Only the number is wanted: count the lines that include the word "имуществе".

═════ Information shown

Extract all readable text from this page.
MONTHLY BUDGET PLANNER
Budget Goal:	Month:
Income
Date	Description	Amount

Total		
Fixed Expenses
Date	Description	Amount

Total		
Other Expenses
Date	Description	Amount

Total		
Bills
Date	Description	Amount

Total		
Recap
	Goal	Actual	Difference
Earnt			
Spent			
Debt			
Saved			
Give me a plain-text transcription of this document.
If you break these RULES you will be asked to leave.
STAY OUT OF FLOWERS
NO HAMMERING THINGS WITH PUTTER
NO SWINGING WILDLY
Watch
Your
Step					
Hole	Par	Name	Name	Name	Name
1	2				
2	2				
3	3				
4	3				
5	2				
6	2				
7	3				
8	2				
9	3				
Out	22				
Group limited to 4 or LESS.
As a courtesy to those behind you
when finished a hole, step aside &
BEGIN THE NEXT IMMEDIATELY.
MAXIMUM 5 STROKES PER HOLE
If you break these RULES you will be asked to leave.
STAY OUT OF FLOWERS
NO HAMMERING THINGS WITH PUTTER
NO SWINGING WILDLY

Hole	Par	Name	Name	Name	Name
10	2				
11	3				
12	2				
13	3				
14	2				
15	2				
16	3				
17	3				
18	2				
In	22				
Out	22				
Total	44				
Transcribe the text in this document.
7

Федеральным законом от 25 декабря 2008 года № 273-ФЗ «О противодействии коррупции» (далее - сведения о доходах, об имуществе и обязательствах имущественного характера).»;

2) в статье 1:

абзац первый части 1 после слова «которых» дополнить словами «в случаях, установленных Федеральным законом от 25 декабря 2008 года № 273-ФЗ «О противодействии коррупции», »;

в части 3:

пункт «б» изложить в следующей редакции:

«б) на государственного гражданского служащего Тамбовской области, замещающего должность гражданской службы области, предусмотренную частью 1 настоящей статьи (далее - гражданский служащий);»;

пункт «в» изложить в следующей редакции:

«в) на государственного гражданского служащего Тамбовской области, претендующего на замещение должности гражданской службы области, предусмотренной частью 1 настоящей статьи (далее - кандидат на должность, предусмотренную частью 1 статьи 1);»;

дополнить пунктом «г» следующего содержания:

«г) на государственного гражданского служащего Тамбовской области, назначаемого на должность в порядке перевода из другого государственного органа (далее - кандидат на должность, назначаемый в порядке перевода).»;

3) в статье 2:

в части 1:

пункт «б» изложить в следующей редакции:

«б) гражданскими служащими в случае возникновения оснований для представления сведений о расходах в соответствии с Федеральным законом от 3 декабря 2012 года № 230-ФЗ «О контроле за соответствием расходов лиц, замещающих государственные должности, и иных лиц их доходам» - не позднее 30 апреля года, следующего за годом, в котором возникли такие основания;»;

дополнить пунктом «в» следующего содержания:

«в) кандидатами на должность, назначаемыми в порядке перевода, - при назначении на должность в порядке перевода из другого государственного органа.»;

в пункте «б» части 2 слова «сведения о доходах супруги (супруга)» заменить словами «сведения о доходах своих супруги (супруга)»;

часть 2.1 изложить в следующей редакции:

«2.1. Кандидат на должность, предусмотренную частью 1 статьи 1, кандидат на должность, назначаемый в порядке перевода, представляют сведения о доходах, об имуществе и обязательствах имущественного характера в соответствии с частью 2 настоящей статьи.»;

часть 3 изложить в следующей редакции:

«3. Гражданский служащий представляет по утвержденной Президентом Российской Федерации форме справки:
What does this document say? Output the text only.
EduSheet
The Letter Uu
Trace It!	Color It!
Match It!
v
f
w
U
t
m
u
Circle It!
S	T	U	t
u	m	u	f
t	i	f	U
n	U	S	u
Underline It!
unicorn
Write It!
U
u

══════════

■ **The output**: 2